From the line containing "Give me a plain-text" down to the last line, set down each line exactly as it is, and nothing more. Leave the pictures out.

**RECORDS SUPPLIED:**

↓↓↓

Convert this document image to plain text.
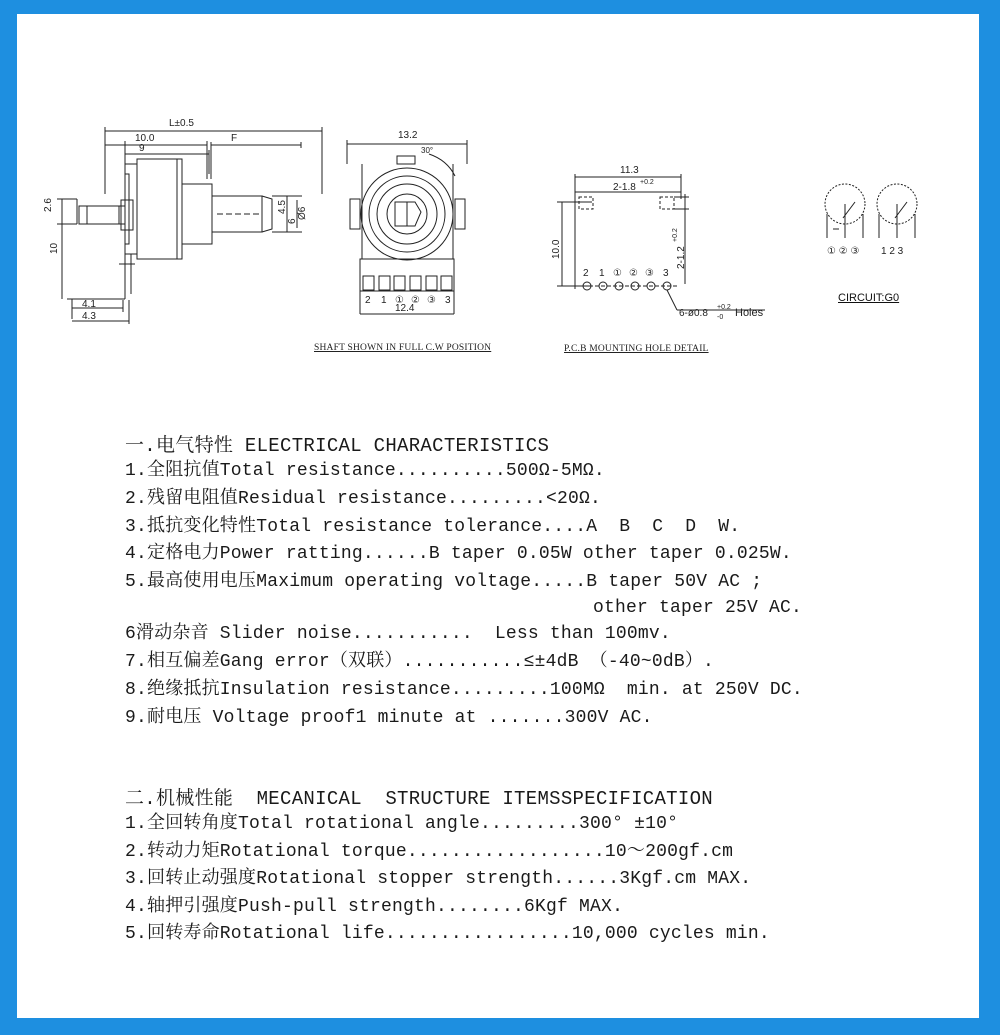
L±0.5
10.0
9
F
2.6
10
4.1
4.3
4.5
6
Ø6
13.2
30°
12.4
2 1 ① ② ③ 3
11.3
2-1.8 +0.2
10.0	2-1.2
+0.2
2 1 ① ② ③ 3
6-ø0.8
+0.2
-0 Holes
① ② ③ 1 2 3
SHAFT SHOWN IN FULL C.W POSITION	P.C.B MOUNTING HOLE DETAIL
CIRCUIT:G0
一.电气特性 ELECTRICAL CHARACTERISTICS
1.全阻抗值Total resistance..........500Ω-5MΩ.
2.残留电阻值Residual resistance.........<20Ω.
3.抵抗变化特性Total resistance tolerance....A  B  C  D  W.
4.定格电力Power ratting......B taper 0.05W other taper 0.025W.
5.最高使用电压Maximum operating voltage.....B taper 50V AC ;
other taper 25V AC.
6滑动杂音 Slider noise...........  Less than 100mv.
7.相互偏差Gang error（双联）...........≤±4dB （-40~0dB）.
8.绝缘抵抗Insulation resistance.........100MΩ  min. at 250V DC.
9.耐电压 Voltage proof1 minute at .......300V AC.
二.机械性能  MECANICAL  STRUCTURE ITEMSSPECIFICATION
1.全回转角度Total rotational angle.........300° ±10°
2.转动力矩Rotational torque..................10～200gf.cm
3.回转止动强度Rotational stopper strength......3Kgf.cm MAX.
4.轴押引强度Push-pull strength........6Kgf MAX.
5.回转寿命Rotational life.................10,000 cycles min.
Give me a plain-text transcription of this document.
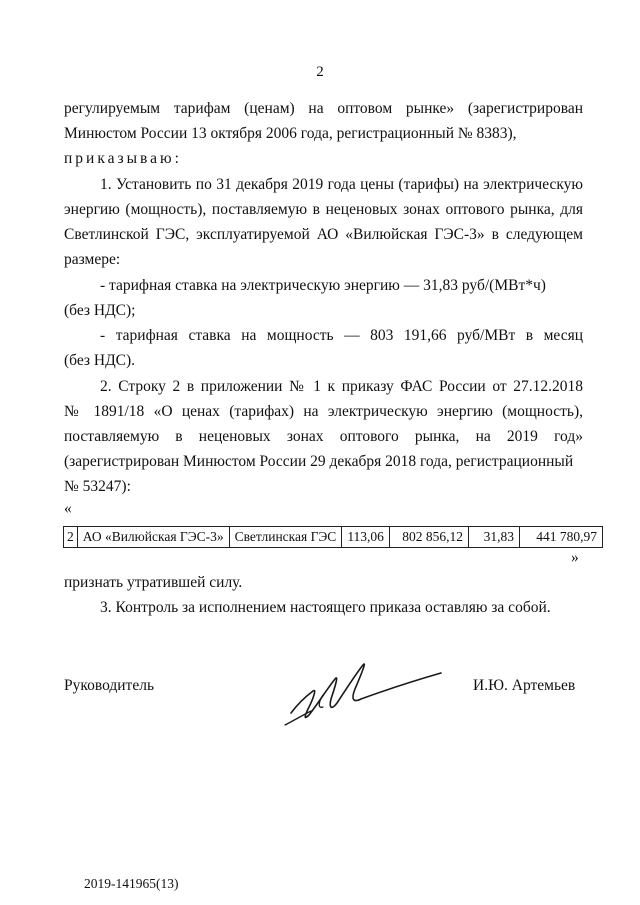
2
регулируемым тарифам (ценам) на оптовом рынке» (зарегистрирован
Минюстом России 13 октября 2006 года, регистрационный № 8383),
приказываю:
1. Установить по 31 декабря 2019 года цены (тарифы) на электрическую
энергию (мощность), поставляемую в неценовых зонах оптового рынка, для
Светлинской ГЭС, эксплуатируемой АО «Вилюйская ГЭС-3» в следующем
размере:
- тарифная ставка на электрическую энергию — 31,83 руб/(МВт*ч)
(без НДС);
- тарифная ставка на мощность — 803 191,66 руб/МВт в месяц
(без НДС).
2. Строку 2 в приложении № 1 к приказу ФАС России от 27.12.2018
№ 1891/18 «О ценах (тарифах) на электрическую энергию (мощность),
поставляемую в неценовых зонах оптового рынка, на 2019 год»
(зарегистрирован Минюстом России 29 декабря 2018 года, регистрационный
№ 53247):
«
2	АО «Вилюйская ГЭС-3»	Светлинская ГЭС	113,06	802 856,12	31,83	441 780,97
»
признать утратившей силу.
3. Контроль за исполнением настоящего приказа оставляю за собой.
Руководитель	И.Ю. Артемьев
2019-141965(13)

↑↑↑

**FULL SOLUTION:**
Give me a plain-text transcription of this document.
2
регулируемым тарифам (ценам) на оптовом рынке» (зарегистрирован
Минюстом России 13 октября 2006 года, регистрационный № 8383),
приказываю:
1. Установить по 31 декабря 2019 года цены (тарифы) на электрическую
энергию (мощность), поставляемую в неценовых зонах оптового рынка, для
Светлинской ГЭС, эксплуатируемой АО «Вилюйская ГЭС-3» в следующем
размере:
- тарифная ставка на электрическую энергию — 31,83 руб/(МВт*ч)
(без НДС);
- тарифная ставка на мощность — 803 191,66 руб/МВт в месяц
(без НДС).
2. Строку 2 в приложении № 1 к приказу ФАС России от 27.12.2018
№ 1891/18 «О ценах (тарифах) на электрическую энергию (мощность),
поставляемую в неценовых зонах оптового рынка, на 2019 год»
(зарегистрирован Минюстом России 29 декабря 2018 года, регистрационный
№ 53247):
«
2	АО «Вилюйская ГЭС-3»	Светлинская ГЭС	113,06	802 856,12	31,83	441 780,97
»
признать утратившей силу.
3. Контроль за исполнением настоящего приказа оставляю за собой.
Руководитель	И.Ю. Артемьев
2019-141965(13)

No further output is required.